[Entries taken from a collection]
- - -

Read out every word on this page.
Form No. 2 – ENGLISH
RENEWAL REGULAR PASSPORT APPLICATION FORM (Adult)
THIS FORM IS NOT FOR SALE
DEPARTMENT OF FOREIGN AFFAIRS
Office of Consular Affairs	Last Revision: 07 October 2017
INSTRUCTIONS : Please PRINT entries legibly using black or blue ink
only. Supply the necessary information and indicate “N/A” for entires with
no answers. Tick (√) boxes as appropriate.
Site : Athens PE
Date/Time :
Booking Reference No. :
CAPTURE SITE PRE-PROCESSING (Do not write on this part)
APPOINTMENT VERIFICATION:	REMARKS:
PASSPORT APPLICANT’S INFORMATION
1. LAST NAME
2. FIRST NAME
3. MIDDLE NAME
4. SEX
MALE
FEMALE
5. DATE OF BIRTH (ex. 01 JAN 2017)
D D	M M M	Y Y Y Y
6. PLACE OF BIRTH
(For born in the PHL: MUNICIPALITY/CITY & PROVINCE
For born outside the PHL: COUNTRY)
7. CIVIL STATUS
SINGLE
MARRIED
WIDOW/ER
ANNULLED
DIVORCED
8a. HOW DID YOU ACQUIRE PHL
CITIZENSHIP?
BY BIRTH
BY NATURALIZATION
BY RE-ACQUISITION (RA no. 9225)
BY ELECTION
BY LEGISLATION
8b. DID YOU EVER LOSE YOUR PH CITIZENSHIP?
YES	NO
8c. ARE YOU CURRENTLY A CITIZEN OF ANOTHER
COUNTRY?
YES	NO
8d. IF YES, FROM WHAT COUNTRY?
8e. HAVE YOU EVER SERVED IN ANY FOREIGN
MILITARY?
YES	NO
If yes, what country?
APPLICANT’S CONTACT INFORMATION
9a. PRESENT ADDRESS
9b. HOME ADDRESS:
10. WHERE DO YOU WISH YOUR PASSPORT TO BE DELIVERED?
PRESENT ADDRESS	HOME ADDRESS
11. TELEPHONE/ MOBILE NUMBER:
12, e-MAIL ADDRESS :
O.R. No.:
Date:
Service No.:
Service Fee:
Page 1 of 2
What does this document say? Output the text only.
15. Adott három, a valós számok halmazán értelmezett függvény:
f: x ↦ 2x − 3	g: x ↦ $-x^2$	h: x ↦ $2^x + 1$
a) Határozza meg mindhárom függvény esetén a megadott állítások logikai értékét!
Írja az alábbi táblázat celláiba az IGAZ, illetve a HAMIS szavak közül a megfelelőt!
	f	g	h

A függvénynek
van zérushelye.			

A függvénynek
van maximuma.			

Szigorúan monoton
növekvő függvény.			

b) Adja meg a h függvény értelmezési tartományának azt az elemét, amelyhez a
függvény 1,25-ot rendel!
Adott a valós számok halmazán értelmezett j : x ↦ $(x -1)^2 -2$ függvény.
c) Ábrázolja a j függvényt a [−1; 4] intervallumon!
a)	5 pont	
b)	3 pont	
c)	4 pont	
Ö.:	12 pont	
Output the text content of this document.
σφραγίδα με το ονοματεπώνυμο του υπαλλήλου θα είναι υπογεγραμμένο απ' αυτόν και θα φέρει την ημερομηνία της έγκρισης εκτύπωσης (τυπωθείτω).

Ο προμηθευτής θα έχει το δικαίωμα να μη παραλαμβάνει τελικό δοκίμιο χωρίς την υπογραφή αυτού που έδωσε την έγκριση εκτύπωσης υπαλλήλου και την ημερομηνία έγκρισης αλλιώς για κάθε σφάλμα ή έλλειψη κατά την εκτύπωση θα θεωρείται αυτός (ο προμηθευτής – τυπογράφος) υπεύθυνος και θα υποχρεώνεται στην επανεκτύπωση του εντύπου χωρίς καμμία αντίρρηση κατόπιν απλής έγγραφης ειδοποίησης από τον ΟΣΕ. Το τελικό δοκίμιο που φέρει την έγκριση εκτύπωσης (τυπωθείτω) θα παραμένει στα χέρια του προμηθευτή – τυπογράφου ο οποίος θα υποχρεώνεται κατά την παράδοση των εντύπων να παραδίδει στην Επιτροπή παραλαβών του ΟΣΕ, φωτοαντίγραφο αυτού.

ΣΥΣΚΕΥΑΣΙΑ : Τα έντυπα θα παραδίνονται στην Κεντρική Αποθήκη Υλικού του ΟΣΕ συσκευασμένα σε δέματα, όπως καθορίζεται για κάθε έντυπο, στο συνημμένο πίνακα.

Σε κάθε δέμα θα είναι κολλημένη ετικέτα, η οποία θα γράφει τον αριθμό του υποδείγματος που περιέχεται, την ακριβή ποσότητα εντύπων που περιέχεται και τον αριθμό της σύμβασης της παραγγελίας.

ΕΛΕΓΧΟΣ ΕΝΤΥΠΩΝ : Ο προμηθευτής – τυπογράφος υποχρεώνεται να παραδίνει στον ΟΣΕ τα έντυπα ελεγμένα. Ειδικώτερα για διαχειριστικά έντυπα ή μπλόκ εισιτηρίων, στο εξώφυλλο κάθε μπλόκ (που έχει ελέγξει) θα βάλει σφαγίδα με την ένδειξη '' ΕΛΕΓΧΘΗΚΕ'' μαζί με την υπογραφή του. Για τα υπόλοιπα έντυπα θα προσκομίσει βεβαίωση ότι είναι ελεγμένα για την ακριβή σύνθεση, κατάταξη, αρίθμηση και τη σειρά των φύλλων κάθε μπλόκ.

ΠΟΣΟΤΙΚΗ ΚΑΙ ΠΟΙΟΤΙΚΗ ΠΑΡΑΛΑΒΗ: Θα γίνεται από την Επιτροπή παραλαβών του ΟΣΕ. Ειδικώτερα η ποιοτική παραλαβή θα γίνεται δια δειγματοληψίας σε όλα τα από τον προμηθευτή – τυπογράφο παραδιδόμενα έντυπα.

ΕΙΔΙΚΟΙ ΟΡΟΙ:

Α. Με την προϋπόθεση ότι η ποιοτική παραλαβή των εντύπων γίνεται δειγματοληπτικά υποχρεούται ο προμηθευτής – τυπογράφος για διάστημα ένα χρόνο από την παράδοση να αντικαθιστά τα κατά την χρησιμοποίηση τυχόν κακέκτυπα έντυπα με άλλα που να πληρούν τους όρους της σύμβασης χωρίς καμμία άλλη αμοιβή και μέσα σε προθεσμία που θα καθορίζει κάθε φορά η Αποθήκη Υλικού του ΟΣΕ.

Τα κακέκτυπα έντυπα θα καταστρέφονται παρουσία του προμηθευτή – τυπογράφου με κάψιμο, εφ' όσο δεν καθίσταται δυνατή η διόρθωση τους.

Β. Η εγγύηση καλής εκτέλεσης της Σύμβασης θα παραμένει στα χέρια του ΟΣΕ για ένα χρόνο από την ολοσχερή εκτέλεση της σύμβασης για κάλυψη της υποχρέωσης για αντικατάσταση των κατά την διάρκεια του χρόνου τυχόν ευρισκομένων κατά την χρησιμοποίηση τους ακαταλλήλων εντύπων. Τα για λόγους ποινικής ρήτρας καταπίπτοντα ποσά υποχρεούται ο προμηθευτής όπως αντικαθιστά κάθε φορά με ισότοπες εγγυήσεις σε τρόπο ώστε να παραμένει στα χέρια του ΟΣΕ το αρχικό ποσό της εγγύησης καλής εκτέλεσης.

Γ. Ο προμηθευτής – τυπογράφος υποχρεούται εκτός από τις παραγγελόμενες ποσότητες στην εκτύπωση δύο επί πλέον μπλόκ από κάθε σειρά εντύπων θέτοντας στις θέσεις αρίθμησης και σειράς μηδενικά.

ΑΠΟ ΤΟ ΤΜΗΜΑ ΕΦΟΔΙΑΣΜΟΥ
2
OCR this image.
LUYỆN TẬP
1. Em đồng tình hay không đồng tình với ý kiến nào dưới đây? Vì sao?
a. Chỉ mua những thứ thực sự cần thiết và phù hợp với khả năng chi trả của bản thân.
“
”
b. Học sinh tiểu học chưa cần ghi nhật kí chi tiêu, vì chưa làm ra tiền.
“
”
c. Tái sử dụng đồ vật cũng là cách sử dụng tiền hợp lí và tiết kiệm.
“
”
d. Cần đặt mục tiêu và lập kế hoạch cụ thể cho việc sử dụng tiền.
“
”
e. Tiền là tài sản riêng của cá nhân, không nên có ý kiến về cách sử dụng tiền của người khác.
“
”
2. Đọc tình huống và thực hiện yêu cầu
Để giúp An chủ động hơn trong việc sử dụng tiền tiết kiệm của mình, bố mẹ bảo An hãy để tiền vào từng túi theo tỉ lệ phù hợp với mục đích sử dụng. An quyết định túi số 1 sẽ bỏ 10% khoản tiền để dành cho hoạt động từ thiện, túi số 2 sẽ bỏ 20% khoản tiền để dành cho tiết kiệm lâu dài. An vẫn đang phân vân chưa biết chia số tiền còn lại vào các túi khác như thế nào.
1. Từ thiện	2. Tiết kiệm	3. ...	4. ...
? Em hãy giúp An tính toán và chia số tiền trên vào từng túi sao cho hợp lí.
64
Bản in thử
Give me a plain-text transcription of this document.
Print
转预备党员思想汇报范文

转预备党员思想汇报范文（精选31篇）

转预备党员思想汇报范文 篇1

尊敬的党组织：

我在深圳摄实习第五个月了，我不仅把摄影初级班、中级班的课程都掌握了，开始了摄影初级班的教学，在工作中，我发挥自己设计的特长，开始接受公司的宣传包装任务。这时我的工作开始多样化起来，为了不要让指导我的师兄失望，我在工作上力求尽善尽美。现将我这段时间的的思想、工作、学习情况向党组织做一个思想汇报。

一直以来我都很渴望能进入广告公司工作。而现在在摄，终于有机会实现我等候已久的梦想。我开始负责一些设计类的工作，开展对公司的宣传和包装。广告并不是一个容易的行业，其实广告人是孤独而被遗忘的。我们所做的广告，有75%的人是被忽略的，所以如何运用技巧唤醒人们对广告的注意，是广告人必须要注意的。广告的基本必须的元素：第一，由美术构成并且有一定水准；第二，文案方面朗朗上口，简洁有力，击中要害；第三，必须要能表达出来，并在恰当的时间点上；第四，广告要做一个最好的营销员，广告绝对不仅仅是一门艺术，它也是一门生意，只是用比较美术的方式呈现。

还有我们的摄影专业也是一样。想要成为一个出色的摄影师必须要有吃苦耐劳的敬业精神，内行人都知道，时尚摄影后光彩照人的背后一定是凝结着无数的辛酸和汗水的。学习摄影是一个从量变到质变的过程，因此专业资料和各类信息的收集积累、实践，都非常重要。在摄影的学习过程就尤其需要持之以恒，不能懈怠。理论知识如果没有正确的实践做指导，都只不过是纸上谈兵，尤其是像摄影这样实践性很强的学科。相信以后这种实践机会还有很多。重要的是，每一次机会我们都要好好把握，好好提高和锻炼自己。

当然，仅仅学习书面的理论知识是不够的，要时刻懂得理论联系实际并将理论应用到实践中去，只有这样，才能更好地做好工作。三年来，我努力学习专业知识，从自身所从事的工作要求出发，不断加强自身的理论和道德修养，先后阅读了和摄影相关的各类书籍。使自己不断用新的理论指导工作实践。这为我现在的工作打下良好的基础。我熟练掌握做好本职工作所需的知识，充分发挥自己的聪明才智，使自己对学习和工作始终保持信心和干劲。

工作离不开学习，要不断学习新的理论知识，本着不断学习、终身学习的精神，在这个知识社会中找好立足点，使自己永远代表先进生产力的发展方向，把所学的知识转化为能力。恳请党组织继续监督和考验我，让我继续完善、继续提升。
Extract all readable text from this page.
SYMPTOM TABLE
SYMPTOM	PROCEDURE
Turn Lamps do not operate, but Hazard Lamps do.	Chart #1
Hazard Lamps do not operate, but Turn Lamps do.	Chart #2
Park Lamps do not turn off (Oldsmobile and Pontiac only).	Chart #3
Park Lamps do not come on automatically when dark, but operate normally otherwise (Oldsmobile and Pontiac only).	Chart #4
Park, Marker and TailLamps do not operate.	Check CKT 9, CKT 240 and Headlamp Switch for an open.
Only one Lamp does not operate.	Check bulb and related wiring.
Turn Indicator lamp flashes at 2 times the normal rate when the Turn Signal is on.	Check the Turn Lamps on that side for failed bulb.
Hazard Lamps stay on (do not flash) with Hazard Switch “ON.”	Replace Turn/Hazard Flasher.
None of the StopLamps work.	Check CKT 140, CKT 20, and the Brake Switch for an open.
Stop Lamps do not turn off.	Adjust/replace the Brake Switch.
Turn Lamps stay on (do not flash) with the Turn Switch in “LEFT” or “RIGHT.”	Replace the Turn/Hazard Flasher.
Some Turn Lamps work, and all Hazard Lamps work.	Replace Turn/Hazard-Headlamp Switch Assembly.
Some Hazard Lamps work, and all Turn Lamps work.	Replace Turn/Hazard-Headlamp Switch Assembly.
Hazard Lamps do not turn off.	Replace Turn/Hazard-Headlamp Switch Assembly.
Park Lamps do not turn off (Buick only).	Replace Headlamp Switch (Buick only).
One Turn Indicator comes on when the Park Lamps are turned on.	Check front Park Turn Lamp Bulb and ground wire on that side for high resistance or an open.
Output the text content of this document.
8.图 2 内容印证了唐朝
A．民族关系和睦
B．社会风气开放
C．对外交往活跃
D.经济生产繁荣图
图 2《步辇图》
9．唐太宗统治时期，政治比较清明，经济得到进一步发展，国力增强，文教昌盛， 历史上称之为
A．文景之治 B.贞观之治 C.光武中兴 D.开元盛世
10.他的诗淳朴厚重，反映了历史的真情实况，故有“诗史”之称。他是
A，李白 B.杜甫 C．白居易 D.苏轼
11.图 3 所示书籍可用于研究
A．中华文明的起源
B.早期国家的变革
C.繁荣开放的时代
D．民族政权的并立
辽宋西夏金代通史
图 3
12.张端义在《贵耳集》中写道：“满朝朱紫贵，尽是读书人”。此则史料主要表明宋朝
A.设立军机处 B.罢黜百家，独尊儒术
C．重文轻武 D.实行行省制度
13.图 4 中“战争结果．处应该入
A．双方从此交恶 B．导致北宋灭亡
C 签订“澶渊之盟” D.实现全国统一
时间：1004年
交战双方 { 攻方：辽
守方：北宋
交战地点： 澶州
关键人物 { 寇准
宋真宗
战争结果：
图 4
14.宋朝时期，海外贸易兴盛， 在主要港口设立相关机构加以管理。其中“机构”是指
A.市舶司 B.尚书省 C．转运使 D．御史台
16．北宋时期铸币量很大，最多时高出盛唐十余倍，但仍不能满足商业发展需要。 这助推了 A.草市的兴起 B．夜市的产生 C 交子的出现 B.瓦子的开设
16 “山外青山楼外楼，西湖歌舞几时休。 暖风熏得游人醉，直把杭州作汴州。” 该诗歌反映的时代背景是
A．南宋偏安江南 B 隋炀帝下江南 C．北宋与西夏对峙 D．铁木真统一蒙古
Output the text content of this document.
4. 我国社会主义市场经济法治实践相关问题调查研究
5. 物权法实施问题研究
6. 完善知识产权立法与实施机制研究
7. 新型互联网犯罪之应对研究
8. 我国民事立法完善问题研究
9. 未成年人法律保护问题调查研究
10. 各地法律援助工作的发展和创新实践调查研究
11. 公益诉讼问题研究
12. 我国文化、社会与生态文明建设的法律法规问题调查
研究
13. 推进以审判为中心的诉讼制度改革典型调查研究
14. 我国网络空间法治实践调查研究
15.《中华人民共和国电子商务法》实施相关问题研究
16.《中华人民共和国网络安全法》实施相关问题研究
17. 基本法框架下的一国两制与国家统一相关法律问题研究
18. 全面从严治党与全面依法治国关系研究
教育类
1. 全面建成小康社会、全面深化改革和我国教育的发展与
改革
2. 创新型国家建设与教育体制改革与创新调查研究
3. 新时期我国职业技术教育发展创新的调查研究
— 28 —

- - -

Instruction. Copy each line from the data above that includes "Check".

Expected answer.
Park, Marker and TailLamps do not operate.	Check CKT 9, CKT 240 and Headlamp Switch for an open.
Only one Lamp does not operate.	Check bulb and related wiring.
Turn Indicator lamp flashes at 2 times the normal rate when the Turn Signal is on.	Check the Turn Lamps on that side for failed bulb.
None of the StopLamps work.	Check CKT 140, CKT 20, and the Brake Switch for an open.
One Turn Indicator comes on when the Park Lamps are turned on.	Check front Park Turn Lamp Bulb and ground wire on that side for high resistance or an open.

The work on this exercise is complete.